**Problem details**
Would you copy out the whole listing exactly as given?

━━━━━━━━━━━━━━━━━━━━

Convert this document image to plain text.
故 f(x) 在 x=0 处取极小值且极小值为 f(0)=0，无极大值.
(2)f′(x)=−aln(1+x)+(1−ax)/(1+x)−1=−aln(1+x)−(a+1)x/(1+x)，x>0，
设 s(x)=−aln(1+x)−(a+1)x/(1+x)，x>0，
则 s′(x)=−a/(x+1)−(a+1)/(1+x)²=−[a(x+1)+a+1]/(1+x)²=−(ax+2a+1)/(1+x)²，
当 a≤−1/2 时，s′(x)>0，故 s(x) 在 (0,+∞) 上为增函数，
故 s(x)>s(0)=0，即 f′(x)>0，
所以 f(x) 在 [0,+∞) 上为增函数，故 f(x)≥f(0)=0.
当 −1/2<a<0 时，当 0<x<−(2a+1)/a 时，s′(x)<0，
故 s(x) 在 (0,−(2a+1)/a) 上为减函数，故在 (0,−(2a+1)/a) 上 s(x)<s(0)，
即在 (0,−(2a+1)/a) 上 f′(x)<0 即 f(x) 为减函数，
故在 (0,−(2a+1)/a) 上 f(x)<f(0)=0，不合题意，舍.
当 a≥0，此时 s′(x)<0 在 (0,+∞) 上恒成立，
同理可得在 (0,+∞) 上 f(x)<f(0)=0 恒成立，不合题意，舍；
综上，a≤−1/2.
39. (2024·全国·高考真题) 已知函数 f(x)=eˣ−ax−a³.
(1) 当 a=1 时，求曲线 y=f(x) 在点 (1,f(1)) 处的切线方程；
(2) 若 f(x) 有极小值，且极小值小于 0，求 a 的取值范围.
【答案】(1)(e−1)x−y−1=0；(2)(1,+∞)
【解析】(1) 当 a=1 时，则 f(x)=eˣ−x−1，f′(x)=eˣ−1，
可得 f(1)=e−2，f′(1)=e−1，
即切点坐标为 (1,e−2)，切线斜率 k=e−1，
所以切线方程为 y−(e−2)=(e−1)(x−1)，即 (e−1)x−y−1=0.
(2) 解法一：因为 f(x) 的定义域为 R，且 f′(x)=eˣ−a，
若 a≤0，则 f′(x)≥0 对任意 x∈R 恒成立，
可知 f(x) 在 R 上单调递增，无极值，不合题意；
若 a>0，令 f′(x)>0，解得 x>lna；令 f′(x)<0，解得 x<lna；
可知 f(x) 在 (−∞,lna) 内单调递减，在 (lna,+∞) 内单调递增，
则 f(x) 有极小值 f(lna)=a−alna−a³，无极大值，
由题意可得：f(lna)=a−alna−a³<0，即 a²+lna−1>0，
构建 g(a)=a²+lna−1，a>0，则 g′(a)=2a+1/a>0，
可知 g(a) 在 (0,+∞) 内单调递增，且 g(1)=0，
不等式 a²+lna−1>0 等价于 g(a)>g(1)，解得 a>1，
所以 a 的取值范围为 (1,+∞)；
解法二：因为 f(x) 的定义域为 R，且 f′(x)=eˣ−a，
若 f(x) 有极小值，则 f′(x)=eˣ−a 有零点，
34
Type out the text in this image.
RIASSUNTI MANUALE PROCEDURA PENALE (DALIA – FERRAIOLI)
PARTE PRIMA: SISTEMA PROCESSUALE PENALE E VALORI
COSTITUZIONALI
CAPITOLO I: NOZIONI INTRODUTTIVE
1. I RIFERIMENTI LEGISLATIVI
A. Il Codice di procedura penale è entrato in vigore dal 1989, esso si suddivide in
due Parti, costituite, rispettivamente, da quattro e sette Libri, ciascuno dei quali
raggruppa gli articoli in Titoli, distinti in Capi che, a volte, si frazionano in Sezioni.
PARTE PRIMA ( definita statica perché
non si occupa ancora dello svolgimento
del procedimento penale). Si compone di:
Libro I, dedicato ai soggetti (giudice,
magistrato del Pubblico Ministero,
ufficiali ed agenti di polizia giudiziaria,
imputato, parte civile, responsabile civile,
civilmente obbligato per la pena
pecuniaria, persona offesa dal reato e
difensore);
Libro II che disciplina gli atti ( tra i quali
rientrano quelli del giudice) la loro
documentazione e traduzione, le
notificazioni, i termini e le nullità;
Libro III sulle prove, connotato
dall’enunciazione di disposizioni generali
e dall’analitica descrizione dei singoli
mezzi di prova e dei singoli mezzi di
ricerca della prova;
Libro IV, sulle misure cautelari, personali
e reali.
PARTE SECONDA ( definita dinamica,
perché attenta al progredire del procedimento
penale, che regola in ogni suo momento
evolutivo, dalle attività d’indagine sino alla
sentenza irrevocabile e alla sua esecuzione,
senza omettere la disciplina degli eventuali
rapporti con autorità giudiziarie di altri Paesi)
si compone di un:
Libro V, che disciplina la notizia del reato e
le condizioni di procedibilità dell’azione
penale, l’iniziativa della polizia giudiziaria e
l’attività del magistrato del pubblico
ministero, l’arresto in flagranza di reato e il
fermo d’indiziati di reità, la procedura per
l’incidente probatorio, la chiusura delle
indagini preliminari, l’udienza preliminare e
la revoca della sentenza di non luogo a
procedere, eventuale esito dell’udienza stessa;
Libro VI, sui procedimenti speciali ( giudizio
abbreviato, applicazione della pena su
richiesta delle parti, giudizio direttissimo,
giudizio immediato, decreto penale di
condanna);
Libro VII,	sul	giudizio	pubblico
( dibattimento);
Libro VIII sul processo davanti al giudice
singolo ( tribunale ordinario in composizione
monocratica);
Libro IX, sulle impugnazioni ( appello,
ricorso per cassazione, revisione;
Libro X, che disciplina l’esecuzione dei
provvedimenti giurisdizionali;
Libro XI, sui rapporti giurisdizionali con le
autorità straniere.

━━━━━━━━━━━━━━━━━━━━

**Correct response**
Convert this document image to plain text.
故 f(x) 在 x=0 处取极小值且极小值为 f(0)=0，无极大值.
(2)f′(x)=−aln(1+x)+(1−ax)/(1+x)−1=−aln(1+x)−(a+1)x/(1+x)，x>0，
设 s(x)=−aln(1+x)−(a+1)x/(1+x)，x>0，
则 s′(x)=−a/(x+1)−(a+1)/(1+x)²=−[a(x+1)+a+1]/(1+x)²=−(ax+2a+1)/(1+x)²，
当 a≤−1/2 时，s′(x)>0，故 s(x) 在 (0,+∞) 上为增函数，
故 s(x)>s(0)=0，即 f′(x)>0，
所以 f(x) 在 [0,+∞) 上为增函数，故 f(x)≥f(0)=0.
当 −1/2<a<0 时，当 0<x<−(2a+1)/a 时，s′(x)<0，
故 s(x) 在 (0,−(2a+1)/a) 上为减函数，故在 (0,−(2a+1)/a) 上 s(x)<s(0)，
即在 (0,−(2a+1)/a) 上 f′(x)<0 即 f(x) 为减函数，
故在 (0,−(2a+1)/a) 上 f(x)<f(0)=0，不合题意，舍.
当 a≥0，此时 s′(x)<0 在 (0,+∞) 上恒成立，
同理可得在 (0,+∞) 上 f(x)<f(0)=0 恒成立，不合题意，舍；
综上，a≤−1/2.
39. (2024·全国·高考真题) 已知函数 f(x)=eˣ−ax−a³.
(1) 当 a=1 时，求曲线 y=f(x) 在点 (1,f(1)) 处的切线方程；
(2) 若 f(x) 有极小值，且极小值小于 0，求 a 的取值范围.
【答案】(1)(e−1)x−y−1=0；(2)(1,+∞)
【解析】(1) 当 a=1 时，则 f(x)=eˣ−x−1，f′(x)=eˣ−1，
可得 f(1)=e−2，f′(1)=e−1，
即切点坐标为 (1,e−2)，切线斜率 k=e−1，
所以切线方程为 y−(e−2)=(e−1)(x−1)，即 (e−1)x−y−1=0.
(2) 解法一：因为 f(x) 的定义域为 R，且 f′(x)=eˣ−a，
若 a≤0，则 f′(x)≥0 对任意 x∈R 恒成立，
可知 f(x) 在 R 上单调递增，无极值，不合题意；
若 a>0，令 f′(x)>0，解得 x>lna；令 f′(x)<0，解得 x<lna；
可知 f(x) 在 (−∞,lna) 内单调递减，在 (lna,+∞) 内单调递增，
则 f(x) 有极小值 f(lna)=a−alna−a³，无极大值，
由题意可得：f(lna)=a−alna−a³<0，即 a²+lna−1>0，
构建 g(a)=a²+lna−1，a>0，则 g′(a)=2a+1/a>0，
可知 g(a) 在 (0,+∞) 内单调递增，且 g(1)=0，
不等式 a²+lna−1>0 等价于 g(a)>g(1)，解得 a>1，
所以 a 的取值范围为 (1,+∞)；
解法二：因为 f(x) 的定义域为 R，且 f′(x)=eˣ−a，
若 f(x) 有极小值，则 f′(x)=eˣ−a 有零点，
34
Type out the text in this image.
RIASSUNTI MANUALE PROCEDURA PENALE (DALIA – FERRAIOLI)
PARTE PRIMA: SISTEMA PROCESSUALE PENALE E VALORI
COSTITUZIONALI
CAPITOLO I: NOZIONI INTRODUTTIVE
1. I RIFERIMENTI LEGISLATIVI
A. Il Codice di procedura penale è entrato in vigore dal 1989, esso si suddivide in
due Parti, costituite, rispettivamente, da quattro e sette Libri, ciascuno dei quali
raggruppa gli articoli in Titoli, distinti in Capi che, a volte, si frazionano in Sezioni.
PARTE PRIMA ( definita statica perché
non si occupa ancora dello svolgimento
del procedimento penale). Si compone di:
Libro I, dedicato ai soggetti (giudice,
magistrato del Pubblico Ministero,
ufficiali ed agenti di polizia giudiziaria,
imputato, parte civile, responsabile civile,
civilmente obbligato per la pena
pecuniaria, persona offesa dal reato e
difensore);
Libro II che disciplina gli atti ( tra i quali
rientrano quelli del giudice) la loro
documentazione e traduzione, le
notificazioni, i termini e le nullità;
Libro III sulle prove, connotato
dall’enunciazione di disposizioni generali
e dall’analitica descrizione dei singoli
mezzi di prova e dei singoli mezzi di
ricerca della prova;
Libro IV, sulle misure cautelari, personali
e reali.
PARTE SECONDA ( definita dinamica,
perché attenta al progredire del procedimento
penale, che regola in ogni suo momento
evolutivo, dalle attività d’indagine sino alla
sentenza irrevocabile e alla sua esecuzione,
senza omettere la disciplina degli eventuali
rapporti con autorità giudiziarie di altri Paesi)
si compone di un:
Libro V, che disciplina la notizia del reato e
le condizioni di procedibilità dell’azione
penale, l’iniziativa della polizia giudiziaria e
l’attività del magistrato del pubblico
ministero, l’arresto in flagranza di reato e il
fermo d’indiziati di reità, la procedura per
l’incidente probatorio, la chiusura delle
indagini preliminari, l’udienza preliminare e
la revoca della sentenza di non luogo a
procedere, eventuale esito dell’udienza stessa;
Libro VI, sui procedimenti speciali ( giudizio
abbreviato, applicazione della pena su
richiesta delle parti, giudizio direttissimo,
giudizio immediato, decreto penale di
condanna);
Libro VII,	sul	giudizio	pubblico
( dibattimento);
Libro VIII sul processo davanti al giudice
singolo ( tribunale ordinario in composizione
monocratica);
Libro IX, sulle impugnazioni ( appello,
ricorso per cassazione, revisione;
Libro X, che disciplina l’esecuzione dei
provvedimenti giurisdizionali;
Libro XI, sui rapporti giurisdizionali con le
autorità straniere.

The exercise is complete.